Goal of the exercise: Using the material that follows, identify and copy each line with the string "تغییر".
----
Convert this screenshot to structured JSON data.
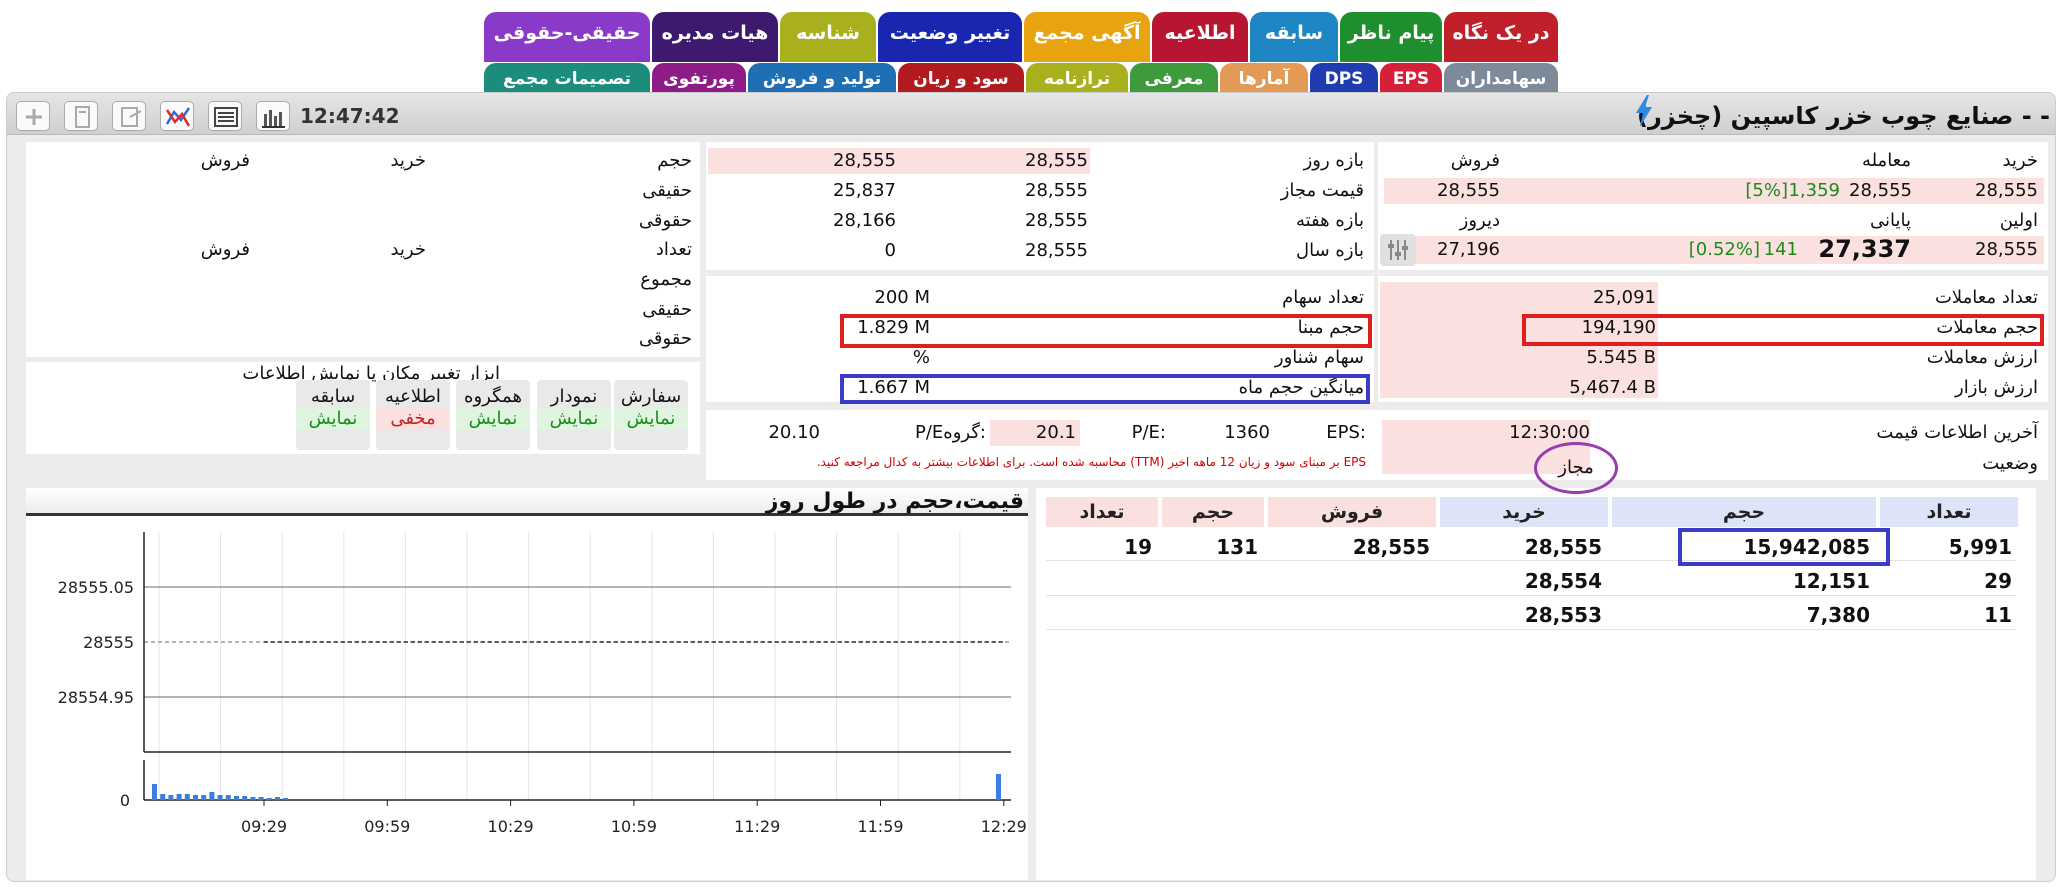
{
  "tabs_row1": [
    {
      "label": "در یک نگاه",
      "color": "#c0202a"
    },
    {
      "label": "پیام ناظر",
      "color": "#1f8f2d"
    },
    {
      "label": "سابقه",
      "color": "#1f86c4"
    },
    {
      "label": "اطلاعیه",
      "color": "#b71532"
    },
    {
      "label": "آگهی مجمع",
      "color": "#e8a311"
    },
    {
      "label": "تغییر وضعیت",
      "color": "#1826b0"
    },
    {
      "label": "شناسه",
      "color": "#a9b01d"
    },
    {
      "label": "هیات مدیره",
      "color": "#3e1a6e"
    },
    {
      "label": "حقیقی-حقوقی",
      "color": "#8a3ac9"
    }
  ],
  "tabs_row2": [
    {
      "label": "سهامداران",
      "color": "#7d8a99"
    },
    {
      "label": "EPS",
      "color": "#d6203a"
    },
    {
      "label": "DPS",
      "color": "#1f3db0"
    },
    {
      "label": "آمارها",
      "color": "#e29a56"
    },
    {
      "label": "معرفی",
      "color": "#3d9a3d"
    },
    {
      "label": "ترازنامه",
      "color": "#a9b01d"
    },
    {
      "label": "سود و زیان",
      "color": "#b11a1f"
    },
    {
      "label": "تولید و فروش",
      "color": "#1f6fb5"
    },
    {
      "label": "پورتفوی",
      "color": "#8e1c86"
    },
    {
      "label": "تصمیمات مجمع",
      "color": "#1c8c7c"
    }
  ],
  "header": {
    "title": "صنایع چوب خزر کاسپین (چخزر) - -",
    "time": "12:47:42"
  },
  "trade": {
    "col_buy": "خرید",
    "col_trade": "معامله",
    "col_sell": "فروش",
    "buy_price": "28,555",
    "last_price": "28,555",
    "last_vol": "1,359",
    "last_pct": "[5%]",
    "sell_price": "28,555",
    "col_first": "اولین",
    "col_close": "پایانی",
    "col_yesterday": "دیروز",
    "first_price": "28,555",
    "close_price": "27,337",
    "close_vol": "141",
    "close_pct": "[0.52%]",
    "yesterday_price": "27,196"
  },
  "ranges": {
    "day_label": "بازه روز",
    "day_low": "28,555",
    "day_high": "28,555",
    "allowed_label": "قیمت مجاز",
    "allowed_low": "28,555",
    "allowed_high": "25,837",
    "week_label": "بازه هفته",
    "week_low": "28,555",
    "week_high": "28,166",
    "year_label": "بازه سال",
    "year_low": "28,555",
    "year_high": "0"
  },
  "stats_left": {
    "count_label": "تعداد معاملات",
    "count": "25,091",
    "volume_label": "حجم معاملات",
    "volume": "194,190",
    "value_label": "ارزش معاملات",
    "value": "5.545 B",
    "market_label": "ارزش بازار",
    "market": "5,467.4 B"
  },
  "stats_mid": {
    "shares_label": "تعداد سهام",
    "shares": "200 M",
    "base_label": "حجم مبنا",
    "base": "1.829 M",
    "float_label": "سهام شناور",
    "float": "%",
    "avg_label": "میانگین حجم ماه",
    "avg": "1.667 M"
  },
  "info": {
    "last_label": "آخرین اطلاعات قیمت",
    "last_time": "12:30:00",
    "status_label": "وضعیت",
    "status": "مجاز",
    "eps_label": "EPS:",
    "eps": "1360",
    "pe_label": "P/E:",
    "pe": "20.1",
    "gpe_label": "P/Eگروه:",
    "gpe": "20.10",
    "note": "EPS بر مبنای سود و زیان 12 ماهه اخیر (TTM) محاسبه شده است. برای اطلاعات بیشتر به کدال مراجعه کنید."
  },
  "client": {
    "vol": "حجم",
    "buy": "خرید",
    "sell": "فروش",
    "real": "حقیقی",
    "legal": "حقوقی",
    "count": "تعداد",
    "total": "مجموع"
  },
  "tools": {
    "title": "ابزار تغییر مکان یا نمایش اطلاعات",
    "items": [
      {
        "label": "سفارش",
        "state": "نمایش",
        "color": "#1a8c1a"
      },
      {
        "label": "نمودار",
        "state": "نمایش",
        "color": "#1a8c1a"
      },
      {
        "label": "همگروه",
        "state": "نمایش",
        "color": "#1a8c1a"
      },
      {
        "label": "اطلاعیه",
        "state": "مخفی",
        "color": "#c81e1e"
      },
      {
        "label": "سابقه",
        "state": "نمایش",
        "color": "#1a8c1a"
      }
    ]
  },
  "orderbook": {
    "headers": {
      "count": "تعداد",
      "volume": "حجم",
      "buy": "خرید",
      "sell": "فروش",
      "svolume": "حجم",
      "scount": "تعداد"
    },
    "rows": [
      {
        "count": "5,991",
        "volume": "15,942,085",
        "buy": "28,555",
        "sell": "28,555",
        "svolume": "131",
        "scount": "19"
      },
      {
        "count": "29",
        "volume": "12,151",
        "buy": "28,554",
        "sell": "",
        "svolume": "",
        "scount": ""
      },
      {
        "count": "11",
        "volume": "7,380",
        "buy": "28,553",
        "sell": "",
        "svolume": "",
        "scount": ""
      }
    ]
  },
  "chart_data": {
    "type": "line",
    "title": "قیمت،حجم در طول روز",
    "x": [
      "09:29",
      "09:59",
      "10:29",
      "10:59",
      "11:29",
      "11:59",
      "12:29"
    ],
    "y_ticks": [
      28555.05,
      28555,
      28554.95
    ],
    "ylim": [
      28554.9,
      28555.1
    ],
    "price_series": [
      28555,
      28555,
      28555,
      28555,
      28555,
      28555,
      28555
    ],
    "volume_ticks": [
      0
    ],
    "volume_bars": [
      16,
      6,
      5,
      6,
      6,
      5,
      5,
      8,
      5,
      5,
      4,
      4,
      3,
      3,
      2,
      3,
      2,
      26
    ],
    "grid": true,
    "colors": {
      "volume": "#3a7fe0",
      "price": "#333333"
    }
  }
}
----
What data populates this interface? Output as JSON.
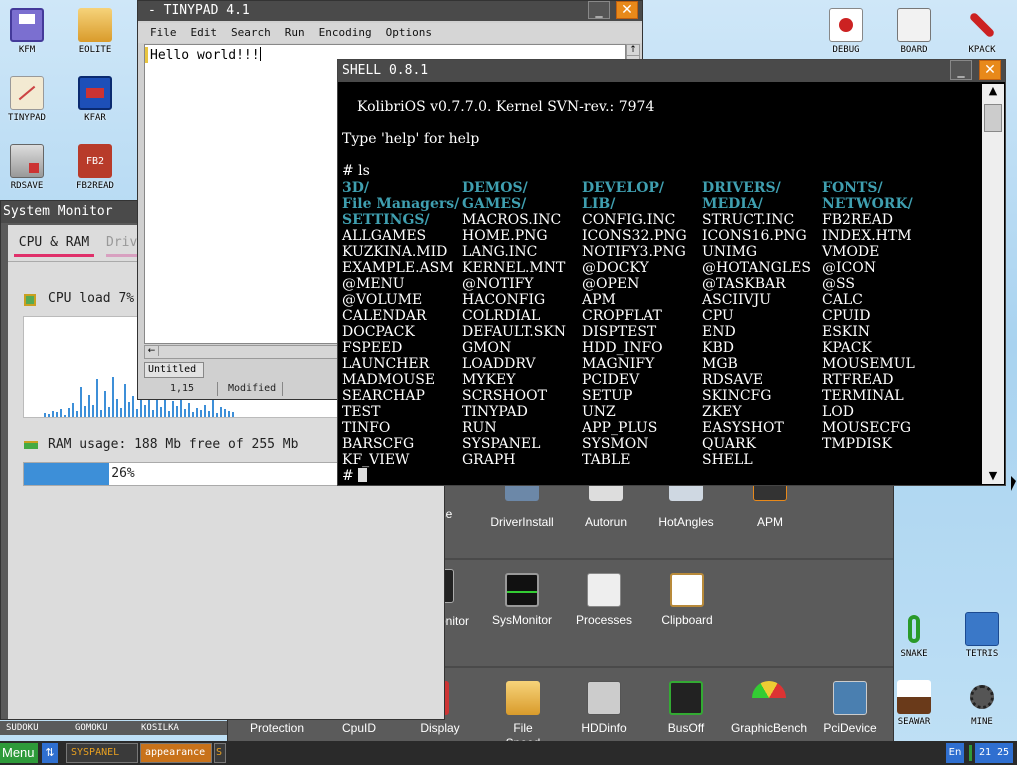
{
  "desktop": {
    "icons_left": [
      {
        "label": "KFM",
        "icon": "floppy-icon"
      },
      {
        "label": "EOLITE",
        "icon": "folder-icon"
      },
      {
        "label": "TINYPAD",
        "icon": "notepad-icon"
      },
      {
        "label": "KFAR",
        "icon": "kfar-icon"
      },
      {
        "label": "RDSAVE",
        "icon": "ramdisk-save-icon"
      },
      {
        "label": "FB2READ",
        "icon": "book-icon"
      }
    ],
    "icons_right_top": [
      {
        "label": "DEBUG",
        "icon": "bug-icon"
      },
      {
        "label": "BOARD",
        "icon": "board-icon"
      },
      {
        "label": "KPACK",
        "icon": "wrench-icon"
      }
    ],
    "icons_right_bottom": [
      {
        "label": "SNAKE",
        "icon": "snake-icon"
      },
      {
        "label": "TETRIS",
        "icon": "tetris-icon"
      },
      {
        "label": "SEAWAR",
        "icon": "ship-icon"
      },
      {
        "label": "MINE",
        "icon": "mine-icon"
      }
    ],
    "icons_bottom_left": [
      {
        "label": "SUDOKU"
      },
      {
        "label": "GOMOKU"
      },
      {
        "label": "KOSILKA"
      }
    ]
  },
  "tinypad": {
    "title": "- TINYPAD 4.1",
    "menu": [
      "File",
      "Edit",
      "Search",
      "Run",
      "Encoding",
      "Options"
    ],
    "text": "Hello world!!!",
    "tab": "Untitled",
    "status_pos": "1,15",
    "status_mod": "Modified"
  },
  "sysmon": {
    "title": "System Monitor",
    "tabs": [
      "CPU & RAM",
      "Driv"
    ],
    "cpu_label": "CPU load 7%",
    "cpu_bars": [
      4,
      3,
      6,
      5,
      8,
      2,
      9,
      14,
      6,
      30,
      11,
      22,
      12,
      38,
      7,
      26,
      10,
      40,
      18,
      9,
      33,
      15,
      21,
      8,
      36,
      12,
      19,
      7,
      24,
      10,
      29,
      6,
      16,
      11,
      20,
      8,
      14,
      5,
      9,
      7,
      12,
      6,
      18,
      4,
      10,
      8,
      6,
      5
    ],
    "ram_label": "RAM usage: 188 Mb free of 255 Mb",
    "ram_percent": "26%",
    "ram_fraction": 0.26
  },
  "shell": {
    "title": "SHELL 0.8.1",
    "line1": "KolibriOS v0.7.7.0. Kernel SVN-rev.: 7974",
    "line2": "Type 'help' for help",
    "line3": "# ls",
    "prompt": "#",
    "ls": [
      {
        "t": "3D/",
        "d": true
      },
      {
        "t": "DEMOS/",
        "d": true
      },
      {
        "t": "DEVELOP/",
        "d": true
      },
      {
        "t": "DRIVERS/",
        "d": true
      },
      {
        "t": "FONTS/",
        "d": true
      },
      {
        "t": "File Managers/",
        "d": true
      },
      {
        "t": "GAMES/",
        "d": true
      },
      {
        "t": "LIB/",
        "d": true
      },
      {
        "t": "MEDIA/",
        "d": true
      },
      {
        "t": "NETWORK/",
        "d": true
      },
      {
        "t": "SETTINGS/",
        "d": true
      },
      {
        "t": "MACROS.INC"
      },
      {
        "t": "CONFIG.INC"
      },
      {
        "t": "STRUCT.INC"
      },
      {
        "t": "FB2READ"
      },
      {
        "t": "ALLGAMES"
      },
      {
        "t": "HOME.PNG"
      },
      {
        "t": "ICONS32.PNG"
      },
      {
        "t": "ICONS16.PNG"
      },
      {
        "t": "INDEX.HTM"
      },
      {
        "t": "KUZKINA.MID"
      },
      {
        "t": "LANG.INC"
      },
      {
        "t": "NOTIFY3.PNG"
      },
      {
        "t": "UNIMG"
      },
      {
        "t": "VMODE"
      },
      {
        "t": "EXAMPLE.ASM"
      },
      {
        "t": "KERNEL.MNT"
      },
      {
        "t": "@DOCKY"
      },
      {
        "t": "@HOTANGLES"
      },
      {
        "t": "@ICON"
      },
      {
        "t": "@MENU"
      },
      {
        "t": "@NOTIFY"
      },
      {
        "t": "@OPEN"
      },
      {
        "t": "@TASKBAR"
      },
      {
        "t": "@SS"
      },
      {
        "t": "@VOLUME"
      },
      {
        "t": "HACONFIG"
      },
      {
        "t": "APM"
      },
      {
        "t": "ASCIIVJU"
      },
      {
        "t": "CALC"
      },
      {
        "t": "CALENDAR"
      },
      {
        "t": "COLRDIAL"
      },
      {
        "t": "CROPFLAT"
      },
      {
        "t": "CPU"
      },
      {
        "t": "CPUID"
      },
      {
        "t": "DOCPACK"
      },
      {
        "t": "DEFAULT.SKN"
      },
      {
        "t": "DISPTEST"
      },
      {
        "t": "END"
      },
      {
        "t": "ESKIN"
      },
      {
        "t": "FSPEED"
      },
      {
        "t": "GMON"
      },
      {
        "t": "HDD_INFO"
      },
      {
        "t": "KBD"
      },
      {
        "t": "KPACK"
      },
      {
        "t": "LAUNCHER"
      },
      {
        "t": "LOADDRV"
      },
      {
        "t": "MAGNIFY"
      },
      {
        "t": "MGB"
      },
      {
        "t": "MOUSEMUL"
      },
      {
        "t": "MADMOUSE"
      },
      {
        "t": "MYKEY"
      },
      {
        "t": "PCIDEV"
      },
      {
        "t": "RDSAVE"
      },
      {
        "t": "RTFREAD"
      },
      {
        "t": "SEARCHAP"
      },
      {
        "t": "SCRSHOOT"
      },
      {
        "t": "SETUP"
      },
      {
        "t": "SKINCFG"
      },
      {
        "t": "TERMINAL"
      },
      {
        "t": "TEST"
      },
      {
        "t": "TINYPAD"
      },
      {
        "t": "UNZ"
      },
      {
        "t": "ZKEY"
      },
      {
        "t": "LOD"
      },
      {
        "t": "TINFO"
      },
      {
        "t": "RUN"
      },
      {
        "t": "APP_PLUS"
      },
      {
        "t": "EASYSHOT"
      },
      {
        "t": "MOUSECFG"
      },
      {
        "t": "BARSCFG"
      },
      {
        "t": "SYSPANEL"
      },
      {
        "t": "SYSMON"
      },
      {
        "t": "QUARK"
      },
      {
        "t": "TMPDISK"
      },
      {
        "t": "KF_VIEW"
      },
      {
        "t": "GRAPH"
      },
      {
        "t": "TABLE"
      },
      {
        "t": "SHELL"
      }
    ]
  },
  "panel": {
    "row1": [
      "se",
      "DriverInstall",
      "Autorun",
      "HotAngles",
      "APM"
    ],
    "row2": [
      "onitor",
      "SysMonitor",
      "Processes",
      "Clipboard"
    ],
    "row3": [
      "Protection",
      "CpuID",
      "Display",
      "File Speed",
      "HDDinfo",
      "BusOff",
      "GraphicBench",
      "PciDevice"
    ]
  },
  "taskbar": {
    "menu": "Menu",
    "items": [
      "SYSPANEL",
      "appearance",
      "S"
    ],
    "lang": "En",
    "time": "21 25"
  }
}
----
Written reply:
      "label": "تغییر وضعیت",
    "title": "ابزار تغییر مکان یا نمایش اطلاعات",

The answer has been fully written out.